But Aardvarks have awesome low-altitude performance!
even if they were outclassed by the MiG-27 even before their introduction and the Air Force was fully aware of this and just thought "fuck it, we've already spent so much time on this jet we might as well push it into production"
Also, went to the Santa Cruz Beach Boardwalk yesterday (the only seaside amusement park that still exists on the western seaboard!) and in its arcade next to a bunch of rusty old games like Pong and Sea Wolf (the one that had its own little submarine periscope) was this postcard machine thing that had postcards of "THE LATEST AND GREATEST JET FIGHTERS". And you know, because I'm me, I went ahead and turned three dollars into twelve tokens and went back and checked out that old postcard machine. Though the arcade video games around them didn't work (aw, no Pong/Sea Wolf/Tron etc.) that machine still did. Probably because it was mechanical and not electronic and was probably not THAT rusty on the inside.
Anyway, the machine borked and gave me way too many postcards per token. It was supposed to be one token per postcard/ $.25 per card, but it ended up giving me two or three postcards per token, and I ended up with 25 postcards. Funny shit though, "THE LATEST AND GREATEST JET FIGHTERS" included the F-86D Sabre, F7U-3 Cutlass, F4D Skyray, and FJ-3 Fury, among others. Those are like, the '67 Mustang and Cadillac of the aviation worl
B-52A. dinosaur.

________________________________________

--- EXERCISE DESCRIPTION ---
Write out, verbatim, the stretch of the jet fighter post from "Also, went to" through "on the inside.". The lines after the jet fighter post have no connection to it.

--- AVAILABLE DATA ---
________________________________________

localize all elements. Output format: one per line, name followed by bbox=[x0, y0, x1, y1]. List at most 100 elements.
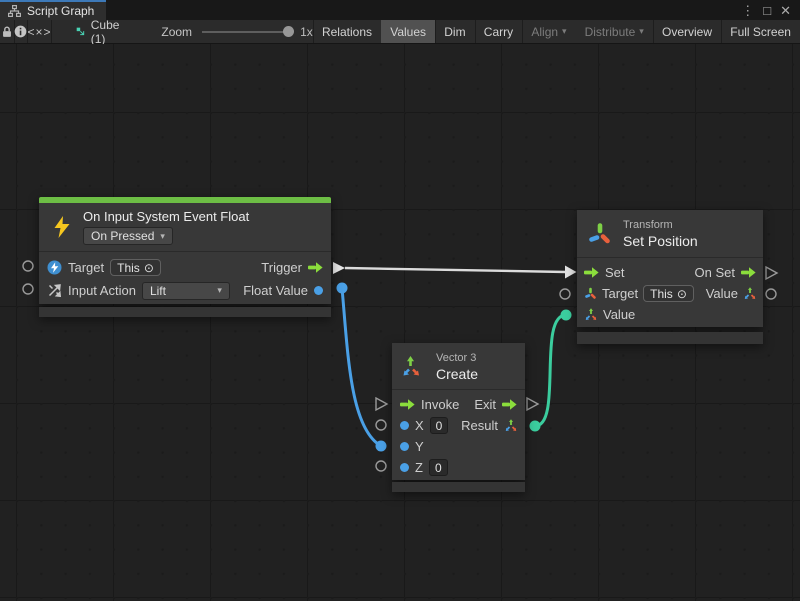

________________________________________

--- SOLVED EXERCISE ---
Also, went to the Santa Cruz Beach Boardwalk yesterday (the only seaside amusement park that still exists on the western seaboard!) and in its arcade next to a bunch of rusty old games like Pong and Sea Wolf (the one that had its own little submarine periscope) was this postcard machine thing that had postcards of "THE LATEST AND GREATEST JET FIGHTERS". And you know, because I'm me, I went ahead and turned three dollars into twelve tokens and went back and checked out that old postcard machine. Though the arcade video games around them didn't work (aw, no Pong/Sea Wolf/Tron etc.) that machine still did. Probably because it was mechanical and not electronic and was probably not THAT rusty on the inside.